Written instruction >> Retype all of the data exactly as given.
--- Start of The input ---
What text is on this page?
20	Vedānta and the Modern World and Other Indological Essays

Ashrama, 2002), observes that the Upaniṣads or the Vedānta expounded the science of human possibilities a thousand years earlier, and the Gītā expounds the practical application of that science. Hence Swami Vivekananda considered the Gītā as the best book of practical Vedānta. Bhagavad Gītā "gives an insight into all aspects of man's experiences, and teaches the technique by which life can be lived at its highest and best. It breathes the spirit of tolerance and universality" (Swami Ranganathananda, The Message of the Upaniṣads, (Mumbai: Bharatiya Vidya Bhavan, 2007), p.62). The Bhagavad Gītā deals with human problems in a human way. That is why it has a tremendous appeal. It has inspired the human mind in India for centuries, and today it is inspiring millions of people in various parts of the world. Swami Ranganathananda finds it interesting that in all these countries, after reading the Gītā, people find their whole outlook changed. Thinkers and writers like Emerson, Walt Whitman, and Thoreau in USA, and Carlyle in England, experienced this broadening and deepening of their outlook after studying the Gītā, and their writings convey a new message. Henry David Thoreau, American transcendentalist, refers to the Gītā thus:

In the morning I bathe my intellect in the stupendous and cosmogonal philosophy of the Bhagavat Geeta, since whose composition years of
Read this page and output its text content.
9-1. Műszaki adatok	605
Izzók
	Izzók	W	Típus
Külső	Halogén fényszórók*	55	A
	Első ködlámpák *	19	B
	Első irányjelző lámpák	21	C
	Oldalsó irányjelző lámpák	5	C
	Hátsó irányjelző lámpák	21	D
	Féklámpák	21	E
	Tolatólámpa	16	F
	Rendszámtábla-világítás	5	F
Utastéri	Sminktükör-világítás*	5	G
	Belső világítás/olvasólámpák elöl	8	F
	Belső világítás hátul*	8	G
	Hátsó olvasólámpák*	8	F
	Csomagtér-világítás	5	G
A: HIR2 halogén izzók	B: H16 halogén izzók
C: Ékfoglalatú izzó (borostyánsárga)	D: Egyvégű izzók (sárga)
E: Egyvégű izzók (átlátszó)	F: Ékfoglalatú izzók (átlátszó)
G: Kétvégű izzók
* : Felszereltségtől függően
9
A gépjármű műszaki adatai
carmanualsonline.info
--- End of The input ---
Completed task >>
What text is on this page?
20	Vedānta and the Modern World and Other Indological Essays

Ashrama, 2002), observes that the Upaniṣads or the Vedānta expounded the science of human possibilities a thousand years earlier, and the Gītā expounds the practical application of that science. Hence Swami Vivekananda considered the Gītā as the best book of practical Vedānta. Bhagavad Gītā "gives an insight into all aspects of man's experiences, and teaches the technique by which life can be lived at its highest and best. It breathes the spirit of tolerance and universality" (Swami Ranganathananda, The Message of the Upaniṣads, (Mumbai: Bharatiya Vidya Bhavan, 2007), p.62). The Bhagavad Gītā deals with human problems in a human way. That is why it has a tremendous appeal. It has inspired the human mind in India for centuries, and today it is inspiring millions of people in various parts of the world. Swami Ranganathananda finds it interesting that in all these countries, after reading the Gītā, people find their whole outlook changed. Thinkers and writers like Emerson, Walt Whitman, and Thoreau in USA, and Carlyle in England, experienced this broadening and deepening of their outlook after studying the Gītā, and their writings convey a new message. Henry David Thoreau, American transcendentalist, refers to the Gītā thus:

In the morning I bathe my intellect in the stupendous and cosmogonal philosophy of the Bhagavat Geeta, since whose composition years of
Read this page and output its text content.
9-1. Műszaki adatok	605
Izzók
	Izzók	W	Típus
Külső	Halogén fényszórók*	55	A
	Első ködlámpák *	19	B
	Első irányjelző lámpák	21	C
	Oldalsó irányjelző lámpák	5	C
	Hátsó irányjelző lámpák	21	D
	Féklámpák	21	E
	Tolatólámpa	16	F
	Rendszámtábla-világítás	5	F
Utastéri	Sminktükör-világítás*	5	G
	Belső világítás/olvasólámpák elöl	8	F
	Belső világítás hátul*	8	G
	Hátsó olvasólámpák*	8	F
	Csomagtér-világítás	5	G
A: HIR2 halogén izzók	B: H16 halogén izzók
C: Ékfoglalatú izzó (borostyánsárga)	D: Egyvégű izzók (sárga)
E: Egyvégű izzók (átlátszó)	F: Ékfoglalatú izzók (átlátszó)
G: Kétvégű izzók
* : Felszereltségtől függően
9
A gépjármű műszaki adatai
carmanualsonline.info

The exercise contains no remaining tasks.